Stated problem => Print each of the entries exactly, leaving nothing out.

Exercise data =>
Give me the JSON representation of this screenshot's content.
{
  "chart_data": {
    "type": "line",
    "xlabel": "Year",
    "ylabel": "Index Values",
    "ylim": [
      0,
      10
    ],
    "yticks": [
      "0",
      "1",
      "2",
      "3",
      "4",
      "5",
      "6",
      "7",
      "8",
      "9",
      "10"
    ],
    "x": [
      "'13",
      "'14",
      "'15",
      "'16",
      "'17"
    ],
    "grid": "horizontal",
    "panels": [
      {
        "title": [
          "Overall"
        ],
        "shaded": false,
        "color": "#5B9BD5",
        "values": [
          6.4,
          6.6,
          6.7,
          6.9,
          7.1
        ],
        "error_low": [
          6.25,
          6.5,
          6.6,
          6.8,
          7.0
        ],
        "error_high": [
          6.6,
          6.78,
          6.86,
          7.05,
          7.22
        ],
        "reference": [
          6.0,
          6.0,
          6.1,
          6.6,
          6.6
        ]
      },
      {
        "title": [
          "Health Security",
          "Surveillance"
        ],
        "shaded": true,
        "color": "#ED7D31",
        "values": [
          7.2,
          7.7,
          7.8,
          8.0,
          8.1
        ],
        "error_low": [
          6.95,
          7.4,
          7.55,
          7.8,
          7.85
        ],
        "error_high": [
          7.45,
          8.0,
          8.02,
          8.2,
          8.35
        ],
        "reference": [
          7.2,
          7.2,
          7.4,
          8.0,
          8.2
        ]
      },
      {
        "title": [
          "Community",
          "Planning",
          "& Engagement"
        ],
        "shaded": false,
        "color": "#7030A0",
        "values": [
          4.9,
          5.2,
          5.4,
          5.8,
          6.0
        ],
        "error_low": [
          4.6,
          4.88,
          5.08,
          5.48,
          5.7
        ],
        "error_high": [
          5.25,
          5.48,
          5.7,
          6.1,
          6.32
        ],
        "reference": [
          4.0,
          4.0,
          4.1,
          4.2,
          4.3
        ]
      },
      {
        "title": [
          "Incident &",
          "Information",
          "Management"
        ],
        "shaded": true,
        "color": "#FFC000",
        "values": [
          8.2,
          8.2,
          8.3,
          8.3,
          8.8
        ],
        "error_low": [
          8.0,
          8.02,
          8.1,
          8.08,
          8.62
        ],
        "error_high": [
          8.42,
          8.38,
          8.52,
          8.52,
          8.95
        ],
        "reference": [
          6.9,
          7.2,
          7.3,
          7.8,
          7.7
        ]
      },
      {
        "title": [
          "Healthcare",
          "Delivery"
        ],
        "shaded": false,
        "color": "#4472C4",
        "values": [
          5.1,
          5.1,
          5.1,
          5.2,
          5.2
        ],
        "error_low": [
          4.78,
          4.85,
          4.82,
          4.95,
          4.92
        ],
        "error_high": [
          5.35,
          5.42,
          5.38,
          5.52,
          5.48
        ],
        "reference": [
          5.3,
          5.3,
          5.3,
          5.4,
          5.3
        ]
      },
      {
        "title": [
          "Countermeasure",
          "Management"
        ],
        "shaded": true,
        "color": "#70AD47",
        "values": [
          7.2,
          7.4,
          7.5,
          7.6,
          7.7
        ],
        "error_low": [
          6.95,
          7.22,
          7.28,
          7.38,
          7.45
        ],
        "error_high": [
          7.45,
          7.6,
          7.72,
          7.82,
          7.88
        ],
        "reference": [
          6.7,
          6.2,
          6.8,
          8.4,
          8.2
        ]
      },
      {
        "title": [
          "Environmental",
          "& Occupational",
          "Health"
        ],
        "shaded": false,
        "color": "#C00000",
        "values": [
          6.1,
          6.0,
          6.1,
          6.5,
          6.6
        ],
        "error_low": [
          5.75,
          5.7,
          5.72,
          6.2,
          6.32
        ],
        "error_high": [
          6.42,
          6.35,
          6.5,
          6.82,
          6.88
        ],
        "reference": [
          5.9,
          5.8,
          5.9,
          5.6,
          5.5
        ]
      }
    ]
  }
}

Result of the task =>
Give me the JSON representation of this screenshot's content.
{
  "chart_data": {
    "type": "line",
    "xlabel": "Year",
    "ylabel": "Index Values",
    "ylim": [
      0,
      10
    ],
    "yticks": [
      "0",
      "1",
      "2",
      "3",
      "4",
      "5",
      "6",
      "7",
      "8",
      "9",
      "10"
    ],
    "x": [
      "'13",
      "'14",
      "'15",
      "'16",
      "'17"
    ],
    "grid": "horizontal",
    "panels": [
      {
        "title": [
          "Overall"
        ],
        "shaded": false,
        "color": "#5B9BD5",
        "values": [
          6.4,
          6.6,
          6.7,
          6.9,
          7.1
        ],
        "error_low": [
          6.25,
          6.5,
          6.6,
          6.8,
          7.0
        ],
        "error_high": [
          6.6,
          6.78,
          6.86,
          7.05,
          7.22
        ],
        "reference": [
          6.0,
          6.0,
          6.1,
          6.6,
          6.6
        ]
      },
      {
        "title": [
          "Health Security",
          "Surveillance"
        ],
        "shaded": true,
        "color": "#ED7D31",
        "values": [
          7.2,
          7.7,
          7.8,
          8.0,
          8.1
        ],
        "error_low": [
          6.95,
          7.4,
          7.55,
          7.8,
          7.85
        ],
        "error_high": [
          7.45,
          8.0,
          8.02,
          8.2,
          8.35
        ],
        "reference": [
          7.2,
          7.2,
          7.4,
          8.0,
          8.2
        ]
      },
      {
        "title": [
          "Community",
          "Planning",
          "& Engagement"
        ],
        "shaded": false,
        "color": "#7030A0",
        "values": [
          4.9,
          5.2,
          5.4,
          5.8,
          6.0
        ],
        "error_low": [
          4.6,
          4.88,
          5.08,
          5.48,
          5.7
        ],
        "error_high": [
          5.25,
          5.48,
          5.7,
          6.1,
          6.32
        ],
        "reference": [
          4.0,
          4.0,
          4.1,
          4.2,
          4.3
        ]
      },
      {
        "title": [
          "Incident &",
          "Information",
          "Management"
        ],
        "shaded": true,
        "color": "#FFC000",
        "values": [
          8.2,
          8.2,
          8.3,
          8.3,
          8.8
        ],
        "error_low": [
          8.0,
          8.02,
          8.1,
          8.08,
          8.62
        ],
        "error_high": [
          8.42,
          8.38,
          8.52,
          8.52,
          8.95
        ],
        "reference": [
          6.9,
          7.2,
          7.3,
          7.8,
          7.7
        ]
      },
      {
        "title": [
          "Healthcare",
          "Delivery"
        ],
        "shaded": false,
        "color": "#4472C4",
        "values": [
          5.1,
          5.1,
          5.1,
          5.2,
          5.2
        ],
        "error_low": [
          4.78,
          4.85,
          4.82,
          4.95,
          4.92
        ],
        "error_high": [
          5.35,
          5.42,
          5.38,
          5.52,
          5.48
        ],
        "reference": [
          5.3,
          5.3,
          5.3,
          5.4,
          5.3
        ]
      },
      {
        "title": [
          "Countermeasure",
          "Management"
        ],
        "shaded": true,
        "color": "#70AD47",
        "values": [
          7.2,
          7.4,
          7.5,
          7.6,
          7.7
        ],
        "error_low": [
          6.95,
          7.22,
          7.28,
          7.38,
          7.45
        ],
        "error_high": [
          7.45,
          7.6,
          7.72,
          7.82,
          7.88
        ],
        "reference": [
          6.7,
          6.2,
          6.8,
          8.4,
          8.2
        ]
      },
      {
        "title": [
          "Environmental",
          "& Occupational",
          "Health"
        ],
        "shaded": false,
        "color": "#C00000",
        "values": [
          6.1,
          6.0,
          6.1,
          6.5,
          6.6
        ],
        "error_low": [
          5.75,
          5.7,
          5.72,
          6.2,
          6.32
        ],
        "error_high": [
          6.42,
          6.35,
          6.5,
          6.82,
          6.88
        ],
        "reference": [
          5.9,
          5.8,
          5.9,
          5.6,
          5.5
        ]
      }
    ]
  }
}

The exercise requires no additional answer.